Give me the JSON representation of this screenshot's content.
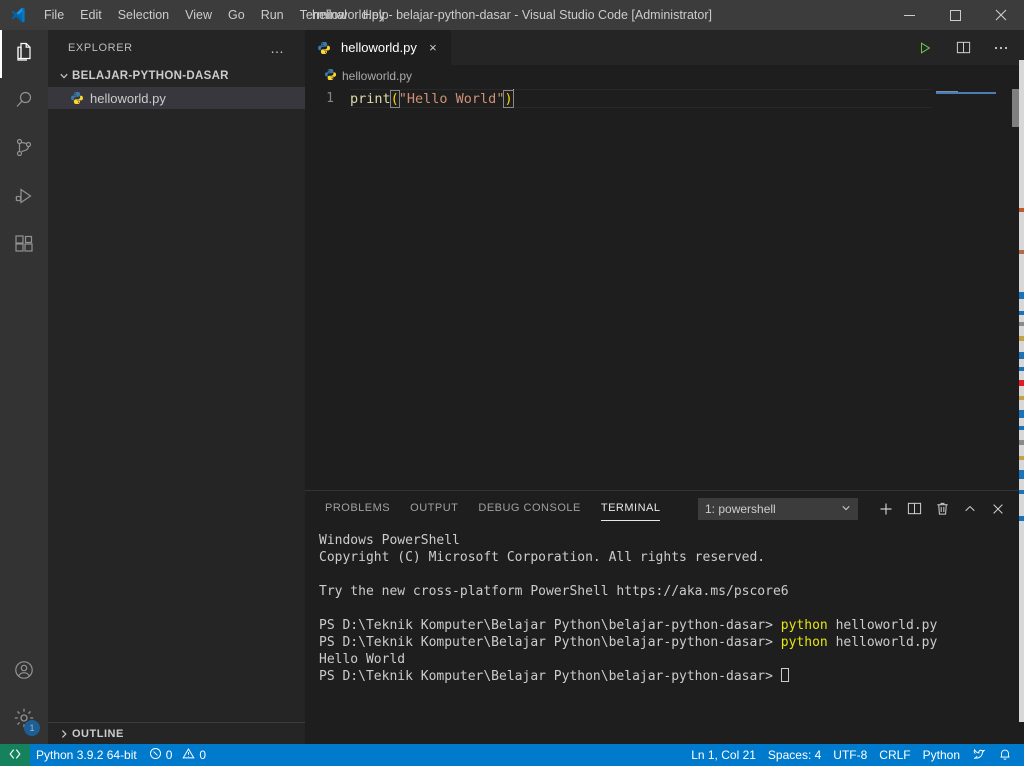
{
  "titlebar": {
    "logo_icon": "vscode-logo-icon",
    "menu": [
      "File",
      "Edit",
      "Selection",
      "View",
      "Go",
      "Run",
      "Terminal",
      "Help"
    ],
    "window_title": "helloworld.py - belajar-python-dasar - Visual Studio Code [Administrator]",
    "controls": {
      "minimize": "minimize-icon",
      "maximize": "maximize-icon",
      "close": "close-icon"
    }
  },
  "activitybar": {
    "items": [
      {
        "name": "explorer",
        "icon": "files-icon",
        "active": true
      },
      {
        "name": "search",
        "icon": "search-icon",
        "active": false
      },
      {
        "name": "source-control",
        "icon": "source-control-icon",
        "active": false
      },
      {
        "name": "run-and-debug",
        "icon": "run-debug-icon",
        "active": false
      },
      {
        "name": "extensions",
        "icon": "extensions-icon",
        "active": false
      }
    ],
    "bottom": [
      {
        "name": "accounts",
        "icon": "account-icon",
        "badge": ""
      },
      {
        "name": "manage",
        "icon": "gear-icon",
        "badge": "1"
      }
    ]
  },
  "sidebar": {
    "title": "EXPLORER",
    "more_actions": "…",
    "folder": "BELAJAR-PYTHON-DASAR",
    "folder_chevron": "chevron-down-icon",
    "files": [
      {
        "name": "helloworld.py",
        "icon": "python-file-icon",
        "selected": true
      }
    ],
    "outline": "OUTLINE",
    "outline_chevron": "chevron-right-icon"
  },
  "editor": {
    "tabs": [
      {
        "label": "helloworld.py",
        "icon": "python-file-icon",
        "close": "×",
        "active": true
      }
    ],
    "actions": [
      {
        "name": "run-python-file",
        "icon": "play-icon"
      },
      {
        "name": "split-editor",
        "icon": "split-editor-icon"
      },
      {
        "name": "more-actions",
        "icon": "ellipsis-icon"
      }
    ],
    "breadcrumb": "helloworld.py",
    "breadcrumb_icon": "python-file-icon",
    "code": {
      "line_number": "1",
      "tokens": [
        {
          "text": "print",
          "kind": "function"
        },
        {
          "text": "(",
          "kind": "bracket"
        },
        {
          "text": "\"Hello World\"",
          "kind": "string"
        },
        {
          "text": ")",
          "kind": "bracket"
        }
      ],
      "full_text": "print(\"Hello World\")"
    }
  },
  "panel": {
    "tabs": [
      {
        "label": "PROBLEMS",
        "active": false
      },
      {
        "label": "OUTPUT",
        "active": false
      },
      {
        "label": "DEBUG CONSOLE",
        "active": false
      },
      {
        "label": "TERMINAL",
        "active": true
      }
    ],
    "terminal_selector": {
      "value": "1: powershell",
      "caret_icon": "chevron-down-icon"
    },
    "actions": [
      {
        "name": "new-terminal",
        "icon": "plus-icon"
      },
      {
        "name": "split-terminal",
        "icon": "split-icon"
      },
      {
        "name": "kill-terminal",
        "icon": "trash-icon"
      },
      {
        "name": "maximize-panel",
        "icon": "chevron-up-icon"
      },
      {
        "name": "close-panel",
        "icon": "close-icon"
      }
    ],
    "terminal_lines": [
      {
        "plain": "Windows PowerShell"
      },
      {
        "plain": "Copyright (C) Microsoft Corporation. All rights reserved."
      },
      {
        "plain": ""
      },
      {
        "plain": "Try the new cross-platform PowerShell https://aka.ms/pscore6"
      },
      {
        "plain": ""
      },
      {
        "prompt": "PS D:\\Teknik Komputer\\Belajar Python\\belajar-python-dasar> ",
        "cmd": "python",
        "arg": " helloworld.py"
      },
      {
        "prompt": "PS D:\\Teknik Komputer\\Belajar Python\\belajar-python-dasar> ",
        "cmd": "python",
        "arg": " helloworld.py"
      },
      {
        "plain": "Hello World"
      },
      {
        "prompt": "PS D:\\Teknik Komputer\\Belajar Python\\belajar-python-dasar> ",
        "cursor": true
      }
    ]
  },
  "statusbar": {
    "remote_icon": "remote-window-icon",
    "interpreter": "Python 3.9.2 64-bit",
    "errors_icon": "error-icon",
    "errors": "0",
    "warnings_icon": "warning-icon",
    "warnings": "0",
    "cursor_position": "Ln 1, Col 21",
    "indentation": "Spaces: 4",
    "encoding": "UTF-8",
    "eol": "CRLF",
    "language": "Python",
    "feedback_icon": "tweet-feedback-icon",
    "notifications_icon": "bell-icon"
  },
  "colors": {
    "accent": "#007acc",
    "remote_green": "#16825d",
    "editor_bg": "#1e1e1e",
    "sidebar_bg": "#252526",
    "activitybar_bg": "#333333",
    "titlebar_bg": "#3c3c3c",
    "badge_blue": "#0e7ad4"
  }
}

PROBLEM DETAILS:
Output every entry word for word, but omit the pictures.

TASK OUTPUT:
Give me the JSON representation of this screenshot's content.
{
  "titlebar": {
    "logo_icon": "vscode-logo-icon",
    "menu": [
      "File",
      "Edit",
      "Selection",
      "View",
      "Go",
      "Run",
      "Terminal",
      "Help"
    ],
    "window_title": "helloworld.py - belajar-python-dasar - Visual Studio Code [Administrator]",
    "controls": {
      "minimize": "minimize-icon",
      "maximize": "maximize-icon",
      "close": "close-icon"
    }
  },
  "activitybar": {
    "items": [
      {
        "name": "explorer",
        "icon": "files-icon",
        "active": true
      },
      {
        "name": "search",
        "icon": "search-icon",
        "active": false
      },
      {
        "name": "source-control",
        "icon": "source-control-icon",
        "active": false
      },
      {
        "name": "run-and-debug",
        "icon": "run-debug-icon",
        "active": false
      },
      {
        "name": "extensions",
        "icon": "extensions-icon",
        "active": false
      }
    ],
    "bottom": [
      {
        "name": "accounts",
        "icon": "account-icon",
        "badge": ""
      },
      {
        "name": "manage",
        "icon": "gear-icon",
        "badge": "1"
      }
    ]
  },
  "sidebar": {
    "title": "EXPLORER",
    "more_actions": "…",
    "folder": "BELAJAR-PYTHON-DASAR",
    "folder_chevron": "chevron-down-icon",
    "files": [
      {
        "name": "helloworld.py",
        "icon": "python-file-icon",
        "selected": true
      }
    ],
    "outline": "OUTLINE",
    "outline_chevron": "chevron-right-icon"
  },
  "editor": {
    "tabs": [
      {
        "label": "helloworld.py",
        "icon": "python-file-icon",
        "close": "×",
        "active": true
      }
    ],
    "actions": [
      {
        "name": "run-python-file",
        "icon": "play-icon"
      },
      {
        "name": "split-editor",
        "icon": "split-editor-icon"
      },
      {
        "name": "more-actions",
        "icon": "ellipsis-icon"
      }
    ],
    "breadcrumb": "helloworld.py",
    "breadcrumb_icon": "python-file-icon",
    "code": {
      "line_number": "1",
      "tokens": [
        {
          "text": "print",
          "kind": "function"
        },
        {
          "text": "(",
          "kind": "bracket"
        },
        {
          "text": "\"Hello World\"",
          "kind": "string"
        },
        {
          "text": ")",
          "kind": "bracket"
        }
      ],
      "full_text": "print(\"Hello World\")"
    }
  },
  "panel": {
    "tabs": [
      {
        "label": "PROBLEMS",
        "active": false
      },
      {
        "label": "OUTPUT",
        "active": false
      },
      {
        "label": "DEBUG CONSOLE",
        "active": false
      },
      {
        "label": "TERMINAL",
        "active": true
      }
    ],
    "terminal_selector": {
      "value": "1: powershell",
      "caret_icon": "chevron-down-icon"
    },
    "actions": [
      {
        "name": "new-terminal",
        "icon": "plus-icon"
      },
      {
        "name": "split-terminal",
        "icon": "split-icon"
      },
      {
        "name": "kill-terminal",
        "icon": "trash-icon"
      },
      {
        "name": "maximize-panel",
        "icon": "chevron-up-icon"
      },
      {
        "name": "close-panel",
        "icon": "close-icon"
      }
    ],
    "terminal_lines": [
      {
        "plain": "Windows PowerShell"
      },
      {
        "plain": "Copyright (C) Microsoft Corporation. All rights reserved."
      },
      {
        "plain": ""
      },
      {
        "plain": "Try the new cross-platform PowerShell https://aka.ms/pscore6"
      },
      {
        "plain": ""
      },
      {
        "prompt": "PS D:\\Teknik Komputer\\Belajar Python\\belajar-python-dasar> ",
        "cmd": "python",
        "arg": " helloworld.py"
      },
      {
        "prompt": "PS D:\\Teknik Komputer\\Belajar Python\\belajar-python-dasar> ",
        "cmd": "python",
        "arg": " helloworld.py"
      },
      {
        "plain": "Hello World"
      },
      {
        "prompt": "PS D:\\Teknik Komputer\\Belajar Python\\belajar-python-dasar> ",
        "cursor": true
      }
    ]
  },
  "statusbar": {
    "remote_icon": "remote-window-icon",
    "interpreter": "Python 3.9.2 64-bit",
    "errors_icon": "error-icon",
    "errors": "0",
    "warnings_icon": "warning-icon",
    "warnings": "0",
    "cursor_position": "Ln 1, Col 21",
    "indentation": "Spaces: 4",
    "encoding": "UTF-8",
    "eol": "CRLF",
    "language": "Python",
    "feedback_icon": "tweet-feedback-icon",
    "notifications_icon": "bell-icon"
  },
  "colors": {
    "accent": "#007acc",
    "remote_green": "#16825d",
    "editor_bg": "#1e1e1e",
    "sidebar_bg": "#252526",
    "activitybar_bg": "#333333",
    "titlebar_bg": "#3c3c3c",
    "badge_blue": "#0e7ad4"
  }
}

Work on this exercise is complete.